_DESCRIPTION OF THE TASK_:
Within the entries below, every line containing "draft" is to be copied.

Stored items
########################################
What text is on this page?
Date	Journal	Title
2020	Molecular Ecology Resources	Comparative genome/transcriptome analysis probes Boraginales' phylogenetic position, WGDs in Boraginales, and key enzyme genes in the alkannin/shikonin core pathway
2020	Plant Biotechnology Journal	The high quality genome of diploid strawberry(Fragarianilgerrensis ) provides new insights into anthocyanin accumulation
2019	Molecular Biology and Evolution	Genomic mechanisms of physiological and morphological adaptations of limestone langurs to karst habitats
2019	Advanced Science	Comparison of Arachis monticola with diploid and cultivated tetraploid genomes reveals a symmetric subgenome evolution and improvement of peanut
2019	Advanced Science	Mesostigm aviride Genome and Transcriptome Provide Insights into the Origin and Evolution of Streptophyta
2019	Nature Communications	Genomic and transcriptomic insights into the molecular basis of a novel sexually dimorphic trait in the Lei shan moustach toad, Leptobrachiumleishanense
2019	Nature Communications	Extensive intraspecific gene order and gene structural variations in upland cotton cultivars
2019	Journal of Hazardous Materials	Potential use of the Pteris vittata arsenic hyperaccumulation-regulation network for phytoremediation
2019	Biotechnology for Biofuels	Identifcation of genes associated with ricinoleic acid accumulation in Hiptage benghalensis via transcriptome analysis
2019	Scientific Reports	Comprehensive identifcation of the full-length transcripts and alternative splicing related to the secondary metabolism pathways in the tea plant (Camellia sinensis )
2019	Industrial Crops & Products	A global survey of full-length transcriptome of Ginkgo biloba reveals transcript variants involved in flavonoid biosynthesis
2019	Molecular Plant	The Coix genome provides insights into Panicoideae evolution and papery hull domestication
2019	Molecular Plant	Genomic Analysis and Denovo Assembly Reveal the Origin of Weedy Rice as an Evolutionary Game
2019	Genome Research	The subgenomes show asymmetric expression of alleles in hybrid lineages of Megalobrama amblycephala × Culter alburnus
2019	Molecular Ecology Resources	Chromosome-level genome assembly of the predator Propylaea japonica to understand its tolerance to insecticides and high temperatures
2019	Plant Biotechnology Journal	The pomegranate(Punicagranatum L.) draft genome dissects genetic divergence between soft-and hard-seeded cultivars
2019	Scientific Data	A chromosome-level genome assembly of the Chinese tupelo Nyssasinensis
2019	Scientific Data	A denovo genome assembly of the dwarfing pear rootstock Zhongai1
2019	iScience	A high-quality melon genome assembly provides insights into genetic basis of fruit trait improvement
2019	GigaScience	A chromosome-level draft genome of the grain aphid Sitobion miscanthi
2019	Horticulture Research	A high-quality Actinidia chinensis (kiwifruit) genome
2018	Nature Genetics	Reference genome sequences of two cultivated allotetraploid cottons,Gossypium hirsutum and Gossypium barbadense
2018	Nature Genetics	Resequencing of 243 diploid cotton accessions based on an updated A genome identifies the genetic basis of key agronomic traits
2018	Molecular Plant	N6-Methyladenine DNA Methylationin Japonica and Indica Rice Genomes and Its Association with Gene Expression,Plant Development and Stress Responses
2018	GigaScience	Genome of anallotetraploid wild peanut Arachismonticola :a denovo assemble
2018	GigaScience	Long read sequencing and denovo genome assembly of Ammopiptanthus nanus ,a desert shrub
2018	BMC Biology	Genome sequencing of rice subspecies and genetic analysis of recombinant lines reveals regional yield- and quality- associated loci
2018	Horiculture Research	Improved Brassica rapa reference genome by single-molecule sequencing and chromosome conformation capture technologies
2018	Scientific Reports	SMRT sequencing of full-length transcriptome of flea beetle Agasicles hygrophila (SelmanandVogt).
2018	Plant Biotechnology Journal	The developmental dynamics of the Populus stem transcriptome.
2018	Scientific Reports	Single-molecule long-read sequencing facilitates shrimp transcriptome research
########################################
_EXERCISE OUTPUT_:
2019	Plant Biotechnology Journal	The pomegranate(Punicagranatum L.) draft genome dissects genetic divergence between soft-and hard-seeded cultivars
2019	GigaScience	A chromosome-level draft genome of the grain aphid Sitobion miscanthi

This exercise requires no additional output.